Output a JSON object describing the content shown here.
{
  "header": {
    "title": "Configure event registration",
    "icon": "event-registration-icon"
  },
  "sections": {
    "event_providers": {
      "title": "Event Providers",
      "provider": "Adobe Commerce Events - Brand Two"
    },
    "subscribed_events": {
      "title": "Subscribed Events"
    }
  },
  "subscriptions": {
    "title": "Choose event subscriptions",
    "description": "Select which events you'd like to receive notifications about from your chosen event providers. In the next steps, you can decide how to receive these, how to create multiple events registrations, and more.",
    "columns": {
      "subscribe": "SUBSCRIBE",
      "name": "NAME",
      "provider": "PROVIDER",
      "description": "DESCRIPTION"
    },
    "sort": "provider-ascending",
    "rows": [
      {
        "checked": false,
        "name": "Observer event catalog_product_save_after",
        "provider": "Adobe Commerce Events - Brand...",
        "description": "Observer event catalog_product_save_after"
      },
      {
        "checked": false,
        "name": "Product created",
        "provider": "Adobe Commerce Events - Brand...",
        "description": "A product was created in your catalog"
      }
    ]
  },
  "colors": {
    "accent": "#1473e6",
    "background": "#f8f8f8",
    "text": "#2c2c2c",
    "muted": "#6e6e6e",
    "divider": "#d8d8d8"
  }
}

▸ TO DO
Return all of the data word for word.

▸ TASK RESULT
Output a JSON object describing the content shown here.
{
  "header": {
    "title": "Configure event registration",
    "icon": "event-registration-icon"
  },
  "sections": {
    "event_providers": {
      "title": "Event Providers",
      "provider": "Adobe Commerce Events - Brand Two"
    },
    "subscribed_events": {
      "title": "Subscribed Events"
    }
  },
  "subscriptions": {
    "title": "Choose event subscriptions",
    "description": "Select which events you'd like to receive notifications about from your chosen event providers. In the next steps, you can decide how to receive these, how to create multiple events registrations, and more.",
    "columns": {
      "subscribe": "SUBSCRIBE",
      "name": "NAME",
      "provider": "PROVIDER",
      "description": "DESCRIPTION"
    },
    "sort": "provider-ascending",
    "rows": [
      {
        "checked": false,
        "name": "Observer event catalog_product_save_after",
        "provider": "Adobe Commerce Events - Brand...",
        "description": "Observer event catalog_product_save_after"
      },
      {
        "checked": false,
        "name": "Product created",
        "provider": "Adobe Commerce Events - Brand...",
        "description": "A product was created in your catalog"
      }
    ]
  },
  "colors": {
    "accent": "#1473e6",
    "background": "#f8f8f8",
    "text": "#2c2c2c",
    "muted": "#6e6e6e",
    "divider": "#d8d8d8"
  }
}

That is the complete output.